-- SHORT PROBLEM --
Every record below should be transcribed exactly. Omit the images.

-- SUPPLIED RECORDS --

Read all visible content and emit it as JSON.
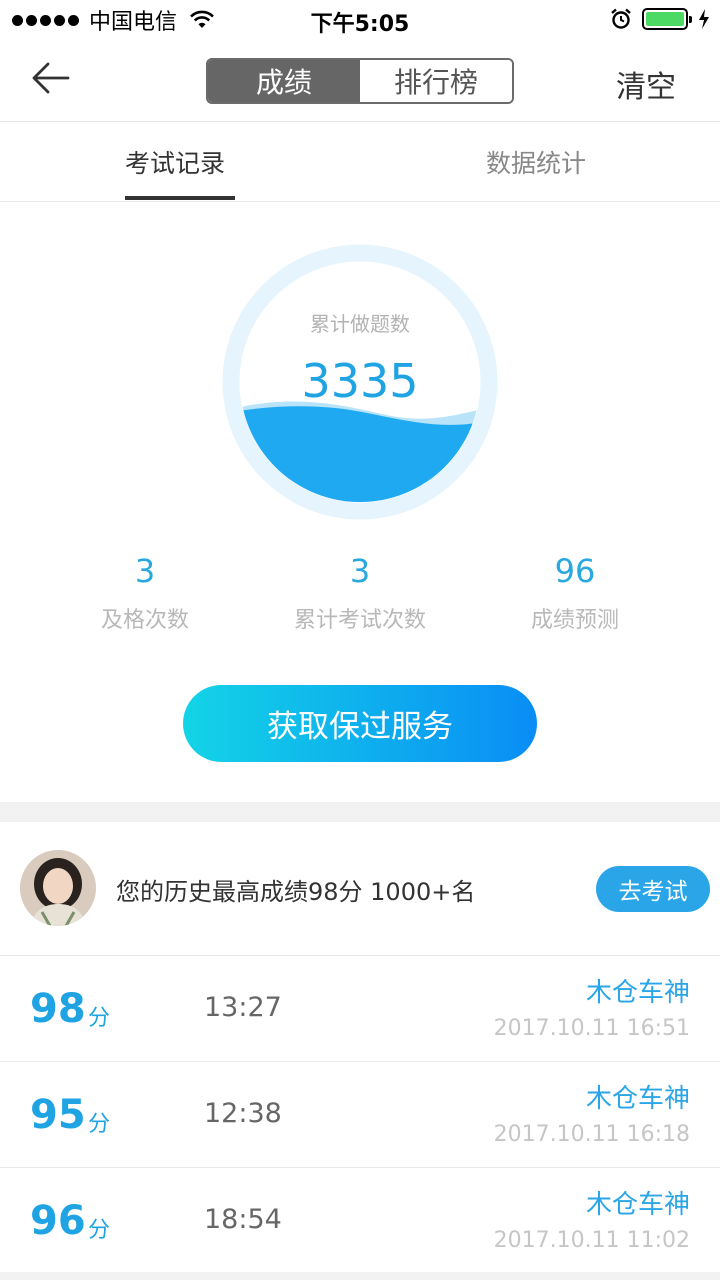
{
  "status_bar": {
    "carrier": "中国电信",
    "time": "下午5:05"
  },
  "nav": {
    "segments": [
      "成绩",
      "排行榜"
    ],
    "active_segment": "成绩",
    "clear_label": "清空"
  },
  "tabs": {
    "items": [
      "考试记录",
      "数据统计"
    ],
    "active": "考试记录"
  },
  "summary": {
    "total_label": "累计做题数",
    "total_value": "3335",
    "stats": [
      {
        "value": "3",
        "label": "及格次数"
      },
      {
        "value": "3",
        "label": "累计考试次数"
      },
      {
        "value": "96",
        "label": "成绩预测"
      }
    ],
    "cta_label": "获取保过服务"
  },
  "best": {
    "text": "您的历史最高成绩98分 1000+名",
    "button_label": "去考试"
  },
  "records": [
    {
      "score": "98",
      "unit": "分",
      "duration": "13:27",
      "name": "木仓车神",
      "date": "2017.10.11 16:51"
    },
    {
      "score": "95",
      "unit": "分",
      "duration": "12:38",
      "name": "木仓车神",
      "date": "2017.10.11 16:18"
    },
    {
      "score": "96",
      "unit": "分",
      "duration": "18:54",
      "name": "木仓车神",
      "date": "2017.10.11 11:02"
    }
  ],
  "colors": {
    "accent": "#1fa3e3",
    "segment_active": "#666666",
    "button_gradient_start": "#13d4e6",
    "button_gradient_end": "#0a8df5",
    "battery": "#4cd964"
  }
}
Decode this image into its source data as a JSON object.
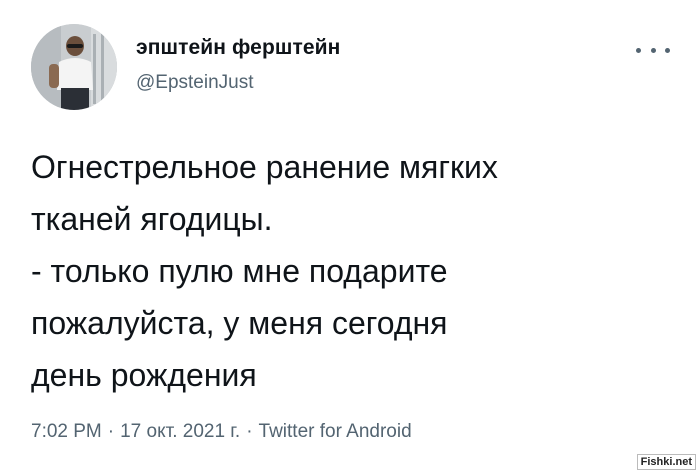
{
  "author": {
    "display_name": "эпштейн ферштейн",
    "handle": "@EpsteinJust"
  },
  "more_menu": {
    "icon": "more-dots-icon"
  },
  "tweet": {
    "lines": [
      "Огнестрельное ранение мягких",
      "тканей ягодицы.",
      "- только пулю мне подарите",
      "пожалуйста, у меня сегодня",
      "день рождения"
    ]
  },
  "meta": {
    "time": "7:02 PM",
    "separator": "·",
    "date": "17 окт. 2021 г.",
    "source": "Twitter for Android"
  },
  "watermark": {
    "text": "Fishki.net"
  },
  "colors": {
    "text_primary": "#0f1419",
    "text_secondary": "#536471",
    "background": "#ffffff"
  }
}
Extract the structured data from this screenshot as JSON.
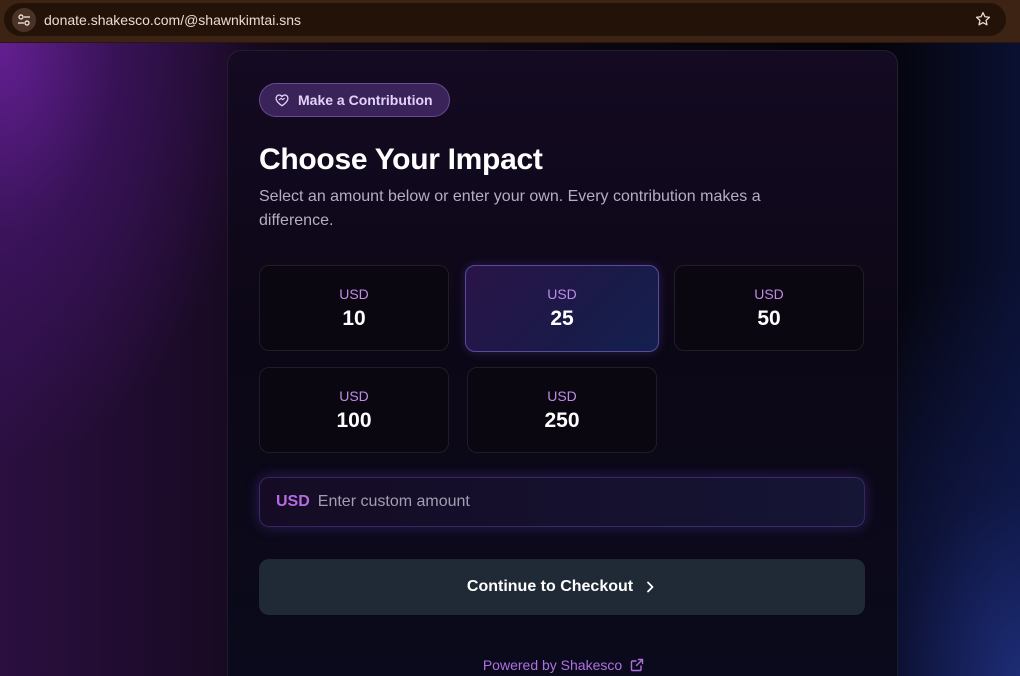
{
  "browser": {
    "url": "donate.shakesco.com/@shawnkimtai.sns",
    "site_info_icon": "tune-icon",
    "bookmark_icon": "star-icon"
  },
  "donation": {
    "badge": {
      "label": "Make a Contribution",
      "icon": "heart-handshake-icon"
    },
    "title": "Choose Your Impact",
    "subtitle": "Select an amount below or enter your own. Every contribution makes a difference.",
    "amounts": [
      {
        "currency": "USD",
        "value": "10",
        "selected": false
      },
      {
        "currency": "USD",
        "value": "25",
        "selected": true
      },
      {
        "currency": "USD",
        "value": "50",
        "selected": false
      },
      {
        "currency": "USD",
        "value": "100",
        "selected": false
      },
      {
        "currency": "USD",
        "value": "250",
        "selected": false
      }
    ],
    "custom": {
      "currency": "USD",
      "placeholder": "Enter custom amount",
      "value": ""
    },
    "checkout_label": "Continue to Checkout",
    "powered_by": "Powered by Shakesco",
    "colors": {
      "accent": "#b86be0",
      "button": "#202a36",
      "badge_bg": "#3a2358"
    }
  }
}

-- THE RESPONSE --
Read all visible content and emit it as JSON.
{
  "status_bar": {
    "carrier": "中国电信",
    "time": "下午5:05"
  },
  "nav": {
    "segments": [
      "成绩",
      "排行榜"
    ],
    "active_segment": "成绩",
    "clear_label": "清空"
  },
  "tabs": {
    "items": [
      "考试记录",
      "数据统计"
    ],
    "active": "考试记录"
  },
  "summary": {
    "total_label": "累计做题数",
    "total_value": "3335",
    "stats": [
      {
        "value": "3",
        "label": "及格次数"
      },
      {
        "value": "3",
        "label": "累计考试次数"
      },
      {
        "value": "96",
        "label": "成绩预测"
      }
    ],
    "cta_label": "获取保过服务"
  },
  "best": {
    "text": "您的历史最高成绩98分 1000+名",
    "button_label": "去考试"
  },
  "records": [
    {
      "score": "98",
      "unit": "分",
      "duration": "13:27",
      "name": "木仓车神",
      "date": "2017.10.11 16:51"
    },
    {
      "score": "95",
      "unit": "分",
      "duration": "12:38",
      "name": "木仓车神",
      "date": "2017.10.11 16:18"
    },
    {
      "score": "96",
      "unit": "分",
      "duration": "18:54",
      "name": "木仓车神",
      "date": "2017.10.11 11:02"
    }
  ],
  "colors": {
    "accent": "#1fa3e3",
    "segment_active": "#666666",
    "button_gradient_start": "#13d4e6",
    "button_gradient_end": "#0a8df5",
    "battery": "#4cd964"
  }
}
Decode this image into its source data as a JSON object.
{
  "author": {
    "display_name": "эпштейн ферштейн",
    "handle": "@EpsteinJust"
  },
  "more_menu": {
    "icon": "more-dots-icon"
  },
  "tweet": {
    "lines": [
      "Огнестрельное ранение мягких",
      "тканей ягодицы.",
      "- только пулю мне подарите",
      "пожалуйста, у меня сегодня",
      "день рождения"
    ]
  },
  "meta": {
    "time": "7:02 PM",
    "separator": "·",
    "date": "17 окт. 2021 г.",
    "source": "Twitter for Android"
  },
  "watermark": {
    "text": "Fishki.net"
  },
  "colors": {
    "text_primary": "#0f1419",
    "text_secondary": "#536471",
    "background": "#ffffff"
  }
}
Extract the structured data from this screenshot as JSON.
{
  "browser": {
    "url": "donate.shakesco.com/@shawnkimtai.sns",
    "site_info_icon": "tune-icon",
    "bookmark_icon": "star-icon"
  },
  "donation": {
    "badge": {
      "label": "Make a Contribution",
      "icon": "heart-handshake-icon"
    },
    "title": "Choose Your Impact",
    "subtitle": "Select an amount below or enter your own. Every contribution makes a difference.",
    "amounts": [
      {
        "currency": "USD",
        "value": "10",
        "selected": false
      },
      {
        "currency": "USD",
        "value": "25",
        "selected": true
      },
      {
        "currency": "USD",
        "value": "50",
        "selected": false
      },
      {
        "currency": "USD",
        "value": "100",
        "selected": false
      },
      {
        "currency": "USD",
        "value": "250",
        "selected": false
      }
    ],
    "custom": {
      "currency": "USD",
      "placeholder": "Enter custom amount",
      "value": ""
    },
    "checkout_label": "Continue to Checkout",
    "powered_by": "Powered by Shakesco",
    "colors": {
      "accent": "#b86be0",
      "button": "#202a36",
      "badge_bg": "#3a2358"
    }
  }
}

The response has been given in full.